* _Document section_
Coincidently I was in the middle of writing a blog entry about the
verification where similar three functions are used.
Now it is published:
http://kriscience.blogspot.co.uk/2013/04/verifying-signatures-with-openssl.html

Cheers,
Kris


2013/4/8 Taraniteja Vishwanatha <taranit...@gmail.com>

> Thanks Kris. Will do.
>
>
> On Mon, Apr 8, 2013 at 9:31 AM, Krzysztof Konopko <
> krzysztof.kono...@gmail.com> wrote:
>
>> I think of it as all EVP_*Update() functions are always ready to consume
>> more data and you can call them multiple times until all data is digested.
>>  All EVP_*Final and EVP_*Final_ex() functions are "commit and finalize" and
>> quite often they are the core of the operation (like producing a signature
>> of the final digest).

* _Problem 1_
In the OpenSSL email, why can the EVP_*Update() functions be called multiple times?
* _Problem 2_
Please quote the OpenSSL email word for word, beginning at "Coincidently I was" and stopping after "Kris. Will do.".
* _Problem 3_
Write what comes next in the OpenSSL email, picking up after its last sentence.

* _Input data_
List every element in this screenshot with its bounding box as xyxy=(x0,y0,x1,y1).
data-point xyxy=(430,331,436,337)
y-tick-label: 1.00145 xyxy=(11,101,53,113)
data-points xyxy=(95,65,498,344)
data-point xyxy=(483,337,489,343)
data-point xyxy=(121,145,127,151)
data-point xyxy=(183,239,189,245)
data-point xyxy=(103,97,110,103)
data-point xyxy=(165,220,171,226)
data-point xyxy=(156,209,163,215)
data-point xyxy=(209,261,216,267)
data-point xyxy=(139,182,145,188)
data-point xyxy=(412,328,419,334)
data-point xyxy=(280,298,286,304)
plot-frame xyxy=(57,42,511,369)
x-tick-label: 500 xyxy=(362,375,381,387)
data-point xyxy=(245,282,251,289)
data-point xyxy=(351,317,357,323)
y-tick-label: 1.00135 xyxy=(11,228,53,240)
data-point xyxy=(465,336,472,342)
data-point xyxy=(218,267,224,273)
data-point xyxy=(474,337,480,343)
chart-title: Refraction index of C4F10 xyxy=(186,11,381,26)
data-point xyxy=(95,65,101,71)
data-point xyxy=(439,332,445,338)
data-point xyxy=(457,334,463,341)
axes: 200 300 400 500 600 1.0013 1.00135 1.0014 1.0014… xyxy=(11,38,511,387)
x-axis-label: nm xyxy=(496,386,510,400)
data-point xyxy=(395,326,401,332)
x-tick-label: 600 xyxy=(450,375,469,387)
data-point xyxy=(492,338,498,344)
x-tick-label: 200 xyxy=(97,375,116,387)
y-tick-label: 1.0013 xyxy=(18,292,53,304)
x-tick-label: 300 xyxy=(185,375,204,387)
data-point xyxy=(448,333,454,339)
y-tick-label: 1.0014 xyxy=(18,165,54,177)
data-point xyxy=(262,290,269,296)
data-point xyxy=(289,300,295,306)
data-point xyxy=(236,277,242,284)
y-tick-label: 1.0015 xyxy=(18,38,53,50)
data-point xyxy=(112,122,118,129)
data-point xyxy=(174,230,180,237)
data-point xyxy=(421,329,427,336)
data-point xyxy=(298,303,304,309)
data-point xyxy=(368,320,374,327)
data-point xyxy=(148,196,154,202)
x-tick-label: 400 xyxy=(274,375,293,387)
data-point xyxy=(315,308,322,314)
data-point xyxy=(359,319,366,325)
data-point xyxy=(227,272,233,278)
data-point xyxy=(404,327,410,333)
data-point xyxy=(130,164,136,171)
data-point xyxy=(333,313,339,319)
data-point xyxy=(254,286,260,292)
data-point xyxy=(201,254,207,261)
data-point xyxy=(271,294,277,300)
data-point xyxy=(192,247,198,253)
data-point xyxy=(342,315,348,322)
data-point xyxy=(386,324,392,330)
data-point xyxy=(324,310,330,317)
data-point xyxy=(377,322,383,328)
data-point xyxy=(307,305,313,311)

* _Final answer 1_
They are always ready to consume more data, so they can be called repeatedly until all of the data has been digested.

* _Final answer 2_
Coincidently I was in the middle of writing a blog entry about the
verification where similar three functions are used.
Now it is published:
http://kriscience.blogspot.co.uk/2013/04/verifying-signatures-with-openssl.html

Cheers,
Kris


2013/4/8 Taraniteja Vishwanatha <taranit...@gmail.com>

> Thanks Kris. Will do.

* _Final answer 3_
>>
>> So you always do the following:
>> - initialize (once)
>> - update (1..many)
>> - finalize (once)
>>
>> In your case (as in any other), yes, you need to call
>> EVP_EncryptFinal_ex().
>>
>> Cheers,
>> Kris
>>
>>
>> 2013/4/8 Taraniteja Vishwanatha <taranit...@gmail.com>
>>
>>> Hey all,
>>>
>>>
>>> I am using EVP APIs to do AES 256 encryption. I have a question
>>> regarding EVP_EncryptFinal_ex. The documentation says this API is used to
>>> encrypt the last few bytes if any remaining.
>>>
>>> Is this API required? I am allocating the cipher text size before
>>> passing into EVP_EncryptUpdate in the order of AES_BLOCK_SIZE (16).
>>>
>>> So for example my plaintext length is 20 bytes, I am allocating cipher
>>> text as 32 bytes before passing into EVP_EncryptUpdate.
>>>
>>> Will I need to use EVP_EncryptFinal_ex regardless of the length
>>> allocated?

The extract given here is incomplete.